**TASKS TO COMPLETE**
**1)** Which percentage figures does the abstract on combined ASBT and HMG-CoA reductase inhibition report? List each one.
**2)** Answer from the abstract on combined ASBT and HMG-CoA reductase inhibition:
(a) What daily dose of atorvastatin was given in the combination treatment?
(b) In what animals were the apoB kinetic studies performed?
(c) To what was the LDL apoB decrease under SC-435 monotherapy due?

━━ DOCUMENT EXCERPT ━━

Inhibition of both the apical sodium-dependent bile acid transporter and HMG-CoA reductase markedly enhances the clearance of LDL apoB.

ABSTRACT

Discovery of the ileal apical sodium-dependent bile acid transporter (ASBT) permitted development of specific inhibitors of bile acid reabsorption, potentially a new class of cholesterol-lowering agents. In the present study, we tested the hypothesis that combining the novel ASBT inhibitor, SC-435, with the HMG-CoA reductase inhibitor, atorvastatin, would potentiate reductions in LDL cholesterol (LDL-C) and LDL apolipoprotein B (apoB). ApoB kinetic studies were performed in miniature pigs fed a typical human diet and treated with the combination of SC-435 (5 mg/kg/day) plus atorvastatin (3 mg/kg/day) (SC-435+A) or a placebo. SC-435+A decreased plasma total cholesterol by 23% and LDL-C by 40%. Multicompartmental analysis (SAAM II) demonstrated that LDL apoB significantly decreased by 35% due primarily to a 45% increase in the LDL apoB fractional catabolic rate (FCR). SC-435+A significantly decreased hepatic concentrations of free cholesterol and cholesteryl ester, and increased hepatic LDL receptor mRNA consequent to increased cholesterol 7alpha-hydroxylase expression and activity. In comparison, SC-435 (10 mg/kg/day) monotherapy decreased LDL apoB by 10% due entirely to an 18% increase in LDL apoB FCR, whereas atorvastatin monotherapy (3 mg/kg/day) decreased LDL apoB by 30% due primarily to a 22% reduction in LDL apoB production. We conclude that SC-435+A potentiates the reduction of LDL-C and LDL apoB due to complementary mechanisms of action.

━━━
━━ ENTRIES SUPPLIED ━━

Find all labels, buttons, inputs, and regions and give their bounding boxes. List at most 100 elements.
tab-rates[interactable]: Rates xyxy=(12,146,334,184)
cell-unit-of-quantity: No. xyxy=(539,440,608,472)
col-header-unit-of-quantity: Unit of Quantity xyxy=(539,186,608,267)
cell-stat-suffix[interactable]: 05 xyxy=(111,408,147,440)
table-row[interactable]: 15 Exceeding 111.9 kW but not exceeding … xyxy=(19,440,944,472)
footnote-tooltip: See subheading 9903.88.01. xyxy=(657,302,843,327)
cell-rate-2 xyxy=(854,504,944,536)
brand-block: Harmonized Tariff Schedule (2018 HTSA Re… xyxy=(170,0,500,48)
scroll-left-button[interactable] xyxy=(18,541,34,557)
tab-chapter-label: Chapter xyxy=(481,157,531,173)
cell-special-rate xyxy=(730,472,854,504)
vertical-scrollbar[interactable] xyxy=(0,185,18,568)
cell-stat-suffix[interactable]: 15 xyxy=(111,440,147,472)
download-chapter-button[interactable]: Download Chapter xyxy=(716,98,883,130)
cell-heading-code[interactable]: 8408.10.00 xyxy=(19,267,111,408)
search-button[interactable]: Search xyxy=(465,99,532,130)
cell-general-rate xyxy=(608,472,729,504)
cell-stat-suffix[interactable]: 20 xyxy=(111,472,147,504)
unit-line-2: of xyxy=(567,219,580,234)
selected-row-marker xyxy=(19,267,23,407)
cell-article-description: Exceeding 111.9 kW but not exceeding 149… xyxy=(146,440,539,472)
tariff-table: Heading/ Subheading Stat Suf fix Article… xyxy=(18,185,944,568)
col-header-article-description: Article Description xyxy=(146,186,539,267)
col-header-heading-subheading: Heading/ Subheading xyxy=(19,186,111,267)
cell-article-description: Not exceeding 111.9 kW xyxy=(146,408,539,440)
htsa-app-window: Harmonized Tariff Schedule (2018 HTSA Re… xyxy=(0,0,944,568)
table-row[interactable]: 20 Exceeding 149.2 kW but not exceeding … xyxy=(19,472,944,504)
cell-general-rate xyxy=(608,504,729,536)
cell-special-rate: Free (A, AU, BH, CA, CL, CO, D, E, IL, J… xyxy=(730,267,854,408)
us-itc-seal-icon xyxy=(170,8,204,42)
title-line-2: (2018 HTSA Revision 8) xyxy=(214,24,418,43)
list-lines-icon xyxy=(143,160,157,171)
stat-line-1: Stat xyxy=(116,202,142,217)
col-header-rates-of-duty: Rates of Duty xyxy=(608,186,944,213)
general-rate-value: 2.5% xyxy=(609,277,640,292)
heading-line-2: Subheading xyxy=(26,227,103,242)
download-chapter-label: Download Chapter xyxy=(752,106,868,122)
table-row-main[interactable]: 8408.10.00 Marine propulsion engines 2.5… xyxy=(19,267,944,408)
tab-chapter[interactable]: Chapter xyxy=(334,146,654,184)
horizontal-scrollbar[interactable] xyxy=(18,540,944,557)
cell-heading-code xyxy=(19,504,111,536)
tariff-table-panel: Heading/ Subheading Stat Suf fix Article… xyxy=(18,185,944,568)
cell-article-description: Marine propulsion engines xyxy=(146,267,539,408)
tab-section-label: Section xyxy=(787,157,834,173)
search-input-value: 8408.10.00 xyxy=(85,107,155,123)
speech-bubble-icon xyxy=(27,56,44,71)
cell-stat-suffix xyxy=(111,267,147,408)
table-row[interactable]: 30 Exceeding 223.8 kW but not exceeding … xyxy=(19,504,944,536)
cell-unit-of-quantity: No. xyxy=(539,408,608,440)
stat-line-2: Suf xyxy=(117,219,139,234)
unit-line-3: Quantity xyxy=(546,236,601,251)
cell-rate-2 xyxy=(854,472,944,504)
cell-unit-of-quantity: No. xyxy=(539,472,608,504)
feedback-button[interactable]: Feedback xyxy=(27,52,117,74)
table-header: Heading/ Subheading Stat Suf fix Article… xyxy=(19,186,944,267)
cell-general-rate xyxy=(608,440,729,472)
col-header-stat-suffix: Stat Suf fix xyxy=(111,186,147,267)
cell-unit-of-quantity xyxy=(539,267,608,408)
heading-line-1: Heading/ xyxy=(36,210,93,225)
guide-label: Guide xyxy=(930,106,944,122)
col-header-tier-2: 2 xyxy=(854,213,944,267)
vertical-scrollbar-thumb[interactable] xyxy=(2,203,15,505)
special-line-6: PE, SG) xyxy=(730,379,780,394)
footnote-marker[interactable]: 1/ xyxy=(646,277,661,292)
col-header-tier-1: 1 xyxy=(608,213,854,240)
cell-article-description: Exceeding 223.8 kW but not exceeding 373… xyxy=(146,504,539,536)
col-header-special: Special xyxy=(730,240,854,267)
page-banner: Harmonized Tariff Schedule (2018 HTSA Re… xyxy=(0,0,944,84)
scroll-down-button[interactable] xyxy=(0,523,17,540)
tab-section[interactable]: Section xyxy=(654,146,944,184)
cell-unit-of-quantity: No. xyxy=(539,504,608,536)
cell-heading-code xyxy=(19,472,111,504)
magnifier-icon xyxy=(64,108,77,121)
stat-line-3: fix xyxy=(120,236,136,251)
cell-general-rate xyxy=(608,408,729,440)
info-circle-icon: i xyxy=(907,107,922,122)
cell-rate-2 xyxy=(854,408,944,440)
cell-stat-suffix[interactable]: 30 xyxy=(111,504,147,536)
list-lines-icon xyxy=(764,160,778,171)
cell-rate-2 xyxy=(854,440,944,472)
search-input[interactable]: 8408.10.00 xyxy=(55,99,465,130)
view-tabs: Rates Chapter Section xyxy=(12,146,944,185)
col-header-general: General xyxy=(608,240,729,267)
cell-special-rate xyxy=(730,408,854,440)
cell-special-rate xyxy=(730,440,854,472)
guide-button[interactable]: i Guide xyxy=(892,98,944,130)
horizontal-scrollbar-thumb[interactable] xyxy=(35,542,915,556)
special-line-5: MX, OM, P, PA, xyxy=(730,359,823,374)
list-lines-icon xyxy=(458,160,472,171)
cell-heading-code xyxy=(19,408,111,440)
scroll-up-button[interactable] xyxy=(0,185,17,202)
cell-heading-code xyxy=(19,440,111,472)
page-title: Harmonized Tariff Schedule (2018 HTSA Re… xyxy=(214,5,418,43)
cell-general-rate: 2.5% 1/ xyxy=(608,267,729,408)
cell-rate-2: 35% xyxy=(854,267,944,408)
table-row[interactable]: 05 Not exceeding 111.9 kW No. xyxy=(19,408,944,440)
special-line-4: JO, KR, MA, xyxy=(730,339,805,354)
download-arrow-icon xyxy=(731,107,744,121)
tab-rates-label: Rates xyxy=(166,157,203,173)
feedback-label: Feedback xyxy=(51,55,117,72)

━━━

**ACTIVITY ANSWERS**
**1)** 23%, 40%, 35%, 45%, 10%, 18%, 30%, 22%

**2)**
(a) 3 mg/kg/day
(b) Miniature pigs fed a typical human diet
(c) Entirely to an 18% increase in LDL apoB fractional catabolic rate (FCR)